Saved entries
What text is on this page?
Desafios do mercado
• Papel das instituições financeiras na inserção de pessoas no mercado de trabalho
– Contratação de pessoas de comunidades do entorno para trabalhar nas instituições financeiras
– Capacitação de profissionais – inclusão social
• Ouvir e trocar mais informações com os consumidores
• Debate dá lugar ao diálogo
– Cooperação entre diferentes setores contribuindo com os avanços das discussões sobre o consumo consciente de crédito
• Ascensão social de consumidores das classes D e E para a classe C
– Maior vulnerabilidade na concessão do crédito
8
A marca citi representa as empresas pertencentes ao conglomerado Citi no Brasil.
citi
...
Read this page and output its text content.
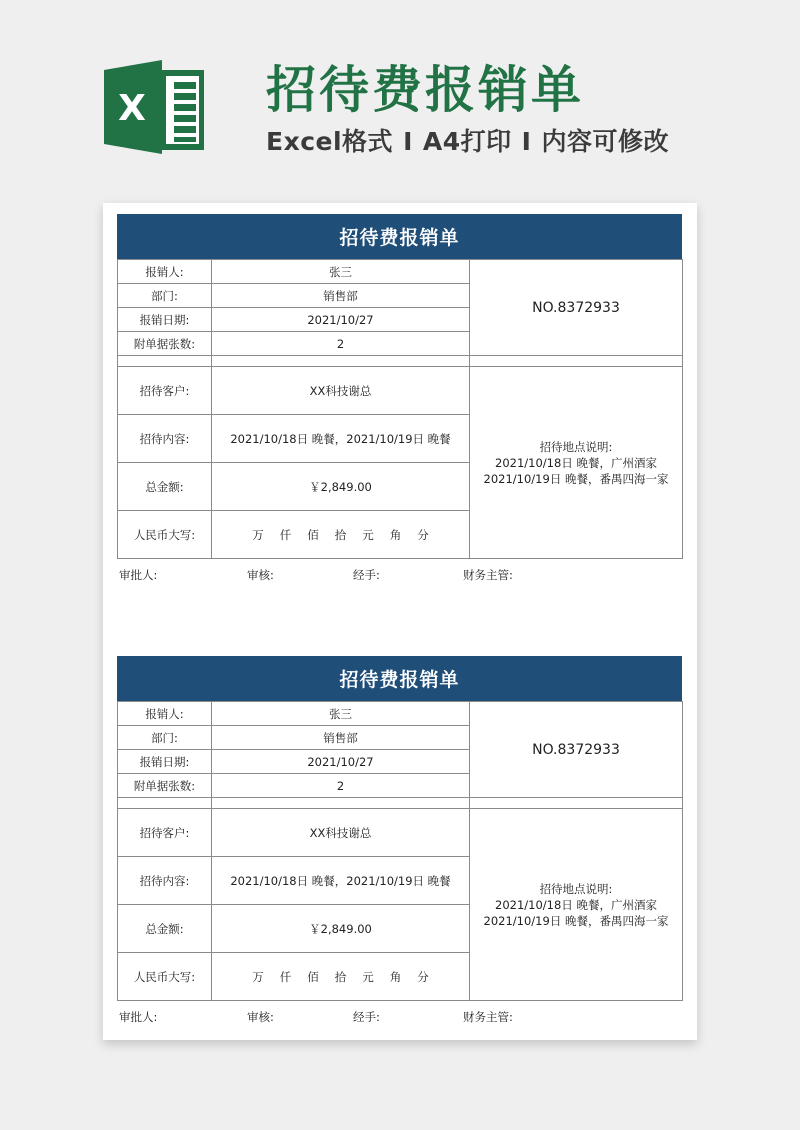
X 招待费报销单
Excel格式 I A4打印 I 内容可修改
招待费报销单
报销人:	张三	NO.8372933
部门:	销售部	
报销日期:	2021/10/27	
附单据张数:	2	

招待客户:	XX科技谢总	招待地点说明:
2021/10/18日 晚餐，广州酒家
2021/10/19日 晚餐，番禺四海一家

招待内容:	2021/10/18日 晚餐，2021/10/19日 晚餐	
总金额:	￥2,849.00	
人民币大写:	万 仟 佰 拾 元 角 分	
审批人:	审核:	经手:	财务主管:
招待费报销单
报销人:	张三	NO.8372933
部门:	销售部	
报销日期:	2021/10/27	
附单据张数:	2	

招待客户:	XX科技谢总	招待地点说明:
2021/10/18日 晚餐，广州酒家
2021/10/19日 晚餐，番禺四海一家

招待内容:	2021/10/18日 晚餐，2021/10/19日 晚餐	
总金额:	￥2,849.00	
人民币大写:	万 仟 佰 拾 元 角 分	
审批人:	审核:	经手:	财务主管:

Problem description:
Of the lines above, how many hold the string "crédito"? Answer with only the number.

Complete response:
2